Exercise materials:
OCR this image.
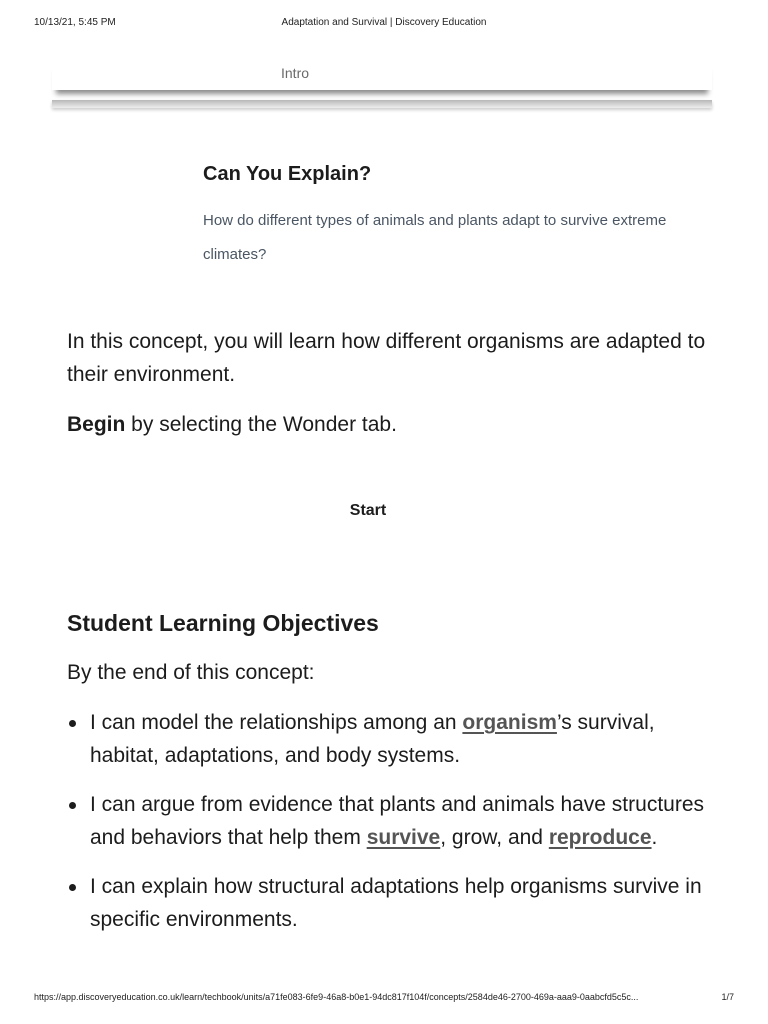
10/13/21, 5:45 PM	Adaptation and Survival | Discovery Education
Intro
Can You Explain?
How do different types of animals and plants adapt to survive extreme climates?
In this concept, you will learn how different organisms are adapted to their environment.
Begin by selecting the Wonder tab.
Start
Student Learning Objectives
By the end of this concept:
I can model the relationships among an organism’s survival, habitat, adaptations, and body systems.
I can argue from evidence that plants and animals have structures and behaviors that help them survive, grow, and reproduce.
I can explain how structural adaptations help organisms survive in specific environments.
https://app.discoveryeducation.co.uk/learn/techbook/units/a71fe083-6fe9-46a8-b0e1-94dc817f104f/concepts/2584de46-2700-469a-aaa9-0aabcfd5c5c...	1/7
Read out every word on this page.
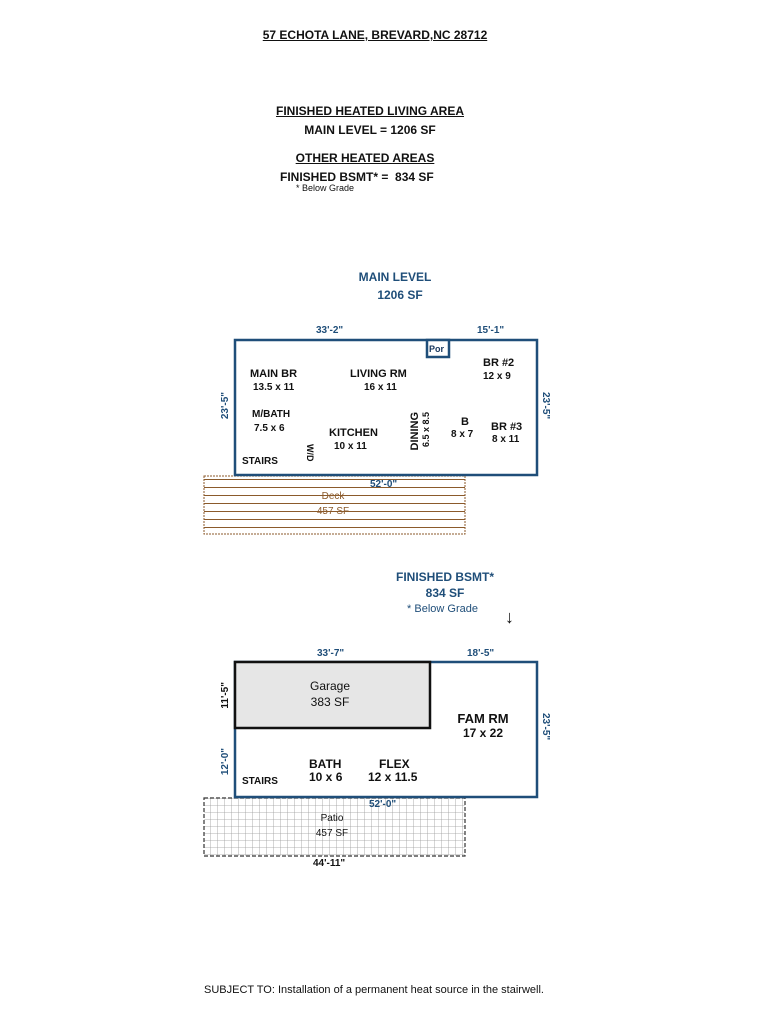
57 ECHOTA LANE, BREVARD,NC 28712
FINISHED HEATED LIVING AREA
MAIN LEVEL = 1206 SF
OTHER HEATED AREAS
FINISHED BSMT* =  834 SF
* Below Grade
MAIN LEVEL
1206 SF
33'-2"	15'-1"
23'-5"	23'-5"
52'-0"
Por
MAIN BR
13.5 x 11
LIVING RM
16 x 11
BR #2
12 x 9
M/BATH
7.5 x 6	KITCHEN
10 x 11	DINING 6.5 x 8.5	B
8 x 7
BR #3
8 x 11
W/D
STAIRS
Deck
457 SF
FINISHED BSMT*
834 SF
* Below Grade	↓
33'-7"	18'-5"
11'-5"
12'-0"
23'-5"
52'-0"
44'-11"
Garage
383 SF
FAM RM
17 x 22
BATH
10 x 6
FLEX
12 x 11.5
STAIRS
Patio
457 SF
SUBJECT TO: Installation of a permanent heat source in the stairwell.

Task prompt:
Copy every record above exactly, leaving out the pictures.

Final result:
OCR this image.
10/13/21, 5:45 PM	Adaptation and Survival | Discovery Education
Intro
Can You Explain?
How do different types of animals and plants adapt to survive extreme climates?
In this concept, you will learn how different organisms are adapted to their environment.
Begin by selecting the Wonder tab.
Start
Student Learning Objectives
By the end of this concept:
I can model the relationships among an organism’s survival, habitat, adaptations, and body systems.
I can argue from evidence that plants and animals have structures and behaviors that help them survive, grow, and reproduce.
I can explain how structural adaptations help organisms survive in specific environments.
https://app.discoveryeducation.co.uk/learn/techbook/units/a71fe083-6fe9-46a8-b0e1-94dc817f104f/concepts/2584de46-2700-469a-aaa9-0aabcfd5c5c...	1/7
Read out every word on this page.
57 ECHOTA LANE, BREVARD,NC 28712
FINISHED HEATED LIVING AREA
MAIN LEVEL = 1206 SF
OTHER HEATED AREAS
FINISHED BSMT* =  834 SF
* Below Grade
MAIN LEVEL
1206 SF
33'-2"	15'-1"
23'-5"	23'-5"
52'-0"
Por
MAIN BR
13.5 x 11
LIVING RM
16 x 11
BR #2
12 x 9
M/BATH
7.5 x 6	KITCHEN
10 x 11	DINING 6.5 x 8.5	B
8 x 7
BR #3
8 x 11
W/D
STAIRS
Deck
457 SF
FINISHED BSMT*
834 SF
* Below Grade	↓
33'-7"	18'-5"
11'-5"
12'-0"
23'-5"
52'-0"
44'-11"
Garage
383 SF
FAM RM
17 x 22
BATH
10 x 6
FLEX
12 x 11.5
STAIRS
Patio
457 SF
SUBJECT TO: Installation of a permanent heat source in the stairwell.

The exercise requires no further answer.